### [THE EXERCISE]
Reproduce the records that follow in full, excluding any picture they contain.

(Dataset excerpts)
* start *
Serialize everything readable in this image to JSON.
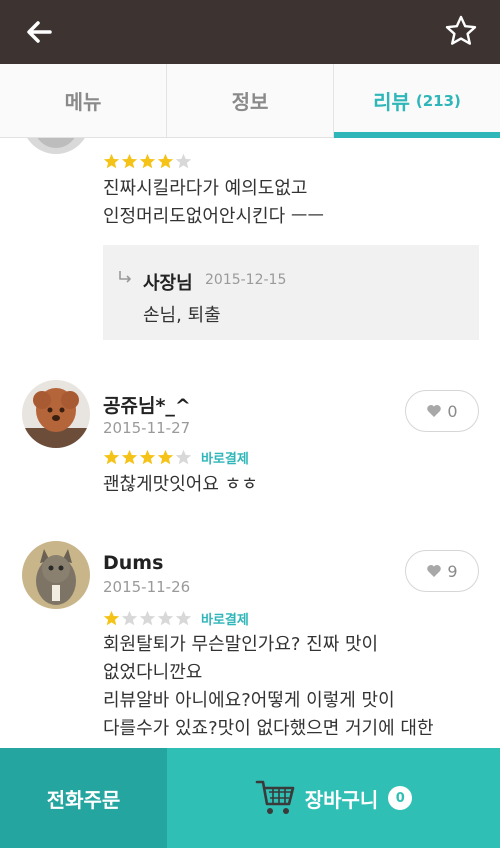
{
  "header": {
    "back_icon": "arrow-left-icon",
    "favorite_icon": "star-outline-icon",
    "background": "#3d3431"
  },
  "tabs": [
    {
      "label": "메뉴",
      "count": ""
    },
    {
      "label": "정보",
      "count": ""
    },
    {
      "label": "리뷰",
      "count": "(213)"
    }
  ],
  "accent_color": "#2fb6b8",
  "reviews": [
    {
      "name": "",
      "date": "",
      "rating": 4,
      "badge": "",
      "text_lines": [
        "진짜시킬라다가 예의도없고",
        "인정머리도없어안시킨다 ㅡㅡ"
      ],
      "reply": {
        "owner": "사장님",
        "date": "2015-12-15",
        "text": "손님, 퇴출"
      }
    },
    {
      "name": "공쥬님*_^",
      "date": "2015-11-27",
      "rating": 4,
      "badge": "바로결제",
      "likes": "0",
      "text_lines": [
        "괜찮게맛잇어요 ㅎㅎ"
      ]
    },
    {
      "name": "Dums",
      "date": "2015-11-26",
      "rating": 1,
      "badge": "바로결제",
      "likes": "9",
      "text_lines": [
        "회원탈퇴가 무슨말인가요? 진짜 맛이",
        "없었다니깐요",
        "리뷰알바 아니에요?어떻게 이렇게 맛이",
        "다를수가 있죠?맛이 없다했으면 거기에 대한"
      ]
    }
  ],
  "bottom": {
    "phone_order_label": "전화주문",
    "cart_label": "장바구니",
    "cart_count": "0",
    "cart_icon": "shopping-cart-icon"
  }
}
* end *
### [COMPLETE RESPONSE]
Serialize everything readable in this image to JSON.
{
  "header": {
    "back_icon": "arrow-left-icon",
    "favorite_icon": "star-outline-icon",
    "background": "#3d3431"
  },
  "tabs": [
    {
      "label": "메뉴",
      "count": ""
    },
    {
      "label": "정보",
      "count": ""
    },
    {
      "label": "리뷰",
      "count": "(213)"
    }
  ],
  "accent_color": "#2fb6b8",
  "reviews": [
    {
      "name": "",
      "date": "",
      "rating": 4,
      "badge": "",
      "text_lines": [
        "진짜시킬라다가 예의도없고",
        "인정머리도없어안시킨다 ㅡㅡ"
      ],
      "reply": {
        "owner": "사장님",
        "date": "2015-12-15",
        "text": "손님, 퇴출"
      }
    },
    {
      "name": "공쥬님*_^",
      "date": "2015-11-27",
      "rating": 4,
      "badge": "바로결제",
      "likes": "0",
      "text_lines": [
        "괜찮게맛잇어요 ㅎㅎ"
      ]
    },
    {
      "name": "Dums",
      "date": "2015-11-26",
      "rating": 1,
      "badge": "바로결제",
      "likes": "9",
      "text_lines": [
        "회원탈퇴가 무슨말인가요? 진짜 맛이",
        "없었다니깐요",
        "리뷰알바 아니에요?어떻게 이렇게 맛이",
        "다를수가 있죠?맛이 없다했으면 거기에 대한"
      ]
    }
  ],
  "bottom": {
    "phone_order_label": "전화주문",
    "cart_label": "장바구니",
    "cart_count": "0",
    "cart_icon": "shopping-cart-icon"
  }
}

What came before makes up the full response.